Exercise goal: Your answer must be the listing repeated word for word, without its pictures.
── Supplied material
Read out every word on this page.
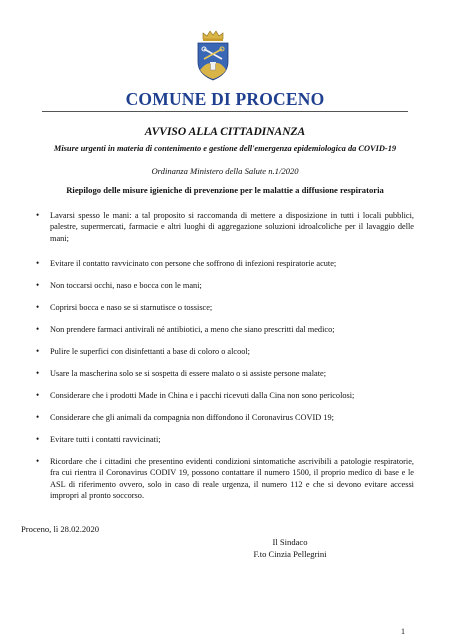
COMUNE DI PROCENO
AVVISO ALLA CITTADINANZA
Misure urgenti in materia di contenimento e gestione dell'emergenza epidemiologica da COVID-19
Ordinanza Ministero della Salute n.1/2020
Riepilogo delle misure igieniche di prevenzione per le malattie a diffusione respiratoria
• Lavarsi spesso le mani: a tal proposito si raccomanda di mettere a disposizione in tutti i locali pubblici, palestre, supermercati, farmacie e altri luoghi di aggregazione soluzioni idroalcoliche per il lavaggio delle mani;
• Evitare il contatto ravvicinato con persone che soffrono di infezioni respiratorie acute;
• Non toccarsi occhi, naso e bocca con le mani;
• Coprirsi bocca e naso se si starnutisce o tossisce;
• Non prendere farmaci antivirali né antibiotici, a meno che siano prescritti dal medico;
• Pulire le superfici con disinfettanti a base di coloro o alcool;
• Usare la mascherina solo se si sospetta di essere malato o si assiste persone malate;
• Considerare che i prodotti Made in China e i pacchi ricevuti dalla Cina non sono pericolosi;
• Considerare che gli animali da compagnia non diffondono il Coronavirus COVID 19;
• Evitare tutti i contatti ravvicinati;
• Ricordare che i cittadini che presentino evidenti condizioni sintomatiche ascrivibili a patologie respiratorie, fra cui rientra il Coronavirus CODIV 19, possono contattare il numero 1500, il proprio medico di base e le ASL di riferimento ovvero, solo in caso di reale urgenza, il numero 112 e che si devono evitare accessi impropri al pronto soccorso.
Proceno, lì 28.02.2020
Il Sindaco
F.to Cinzia Pellegrini
1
────
Expected answer:
Read out every word on this page.
COMUNE DI PROCENO
AVVISO ALLA CITTADINANZA
Misure urgenti in materia di contenimento e gestione dell'emergenza epidemiologica da COVID-19
Ordinanza Ministero della Salute n.1/2020
Riepilogo delle misure igieniche di prevenzione per le malattie a diffusione respiratoria
• Lavarsi spesso le mani: a tal proposito si raccomanda di mettere a disposizione in tutti i locali pubblici, palestre, supermercati, farmacie e altri luoghi di aggregazione soluzioni idroalcoliche per il lavaggio delle mani;
• Evitare il contatto ravvicinato con persone che soffrono di infezioni respiratorie acute;
• Non toccarsi occhi, naso e bocca con le mani;
• Coprirsi bocca e naso se si starnutisce o tossisce;
• Non prendere farmaci antivirali né antibiotici, a meno che siano prescritti dal medico;
• Pulire le superfici con disinfettanti a base di coloro o alcool;
• Usare la mascherina solo se si sospetta di essere malato o si assiste persone malate;
• Considerare che i prodotti Made in China e i pacchi ricevuti dalla Cina non sono pericolosi;
• Considerare che gli animali da compagnia non diffondono il Coronavirus COVID 19;
• Evitare tutti i contatti ravvicinati;
• Ricordare che i cittadini che presentino evidenti condizioni sintomatiche ascrivibili a patologie respiratorie, fra cui rientra il Coronavirus CODIV 19, possono contattare il numero 1500, il proprio medico di base e le ASL di riferimento ovvero, solo in caso di reale urgenza, il numero 112 e che si devono evitare accessi impropri al pronto soccorso.
Proceno, lì 28.02.2020
Il Sindaco
F.to Cinzia Pellegrini
1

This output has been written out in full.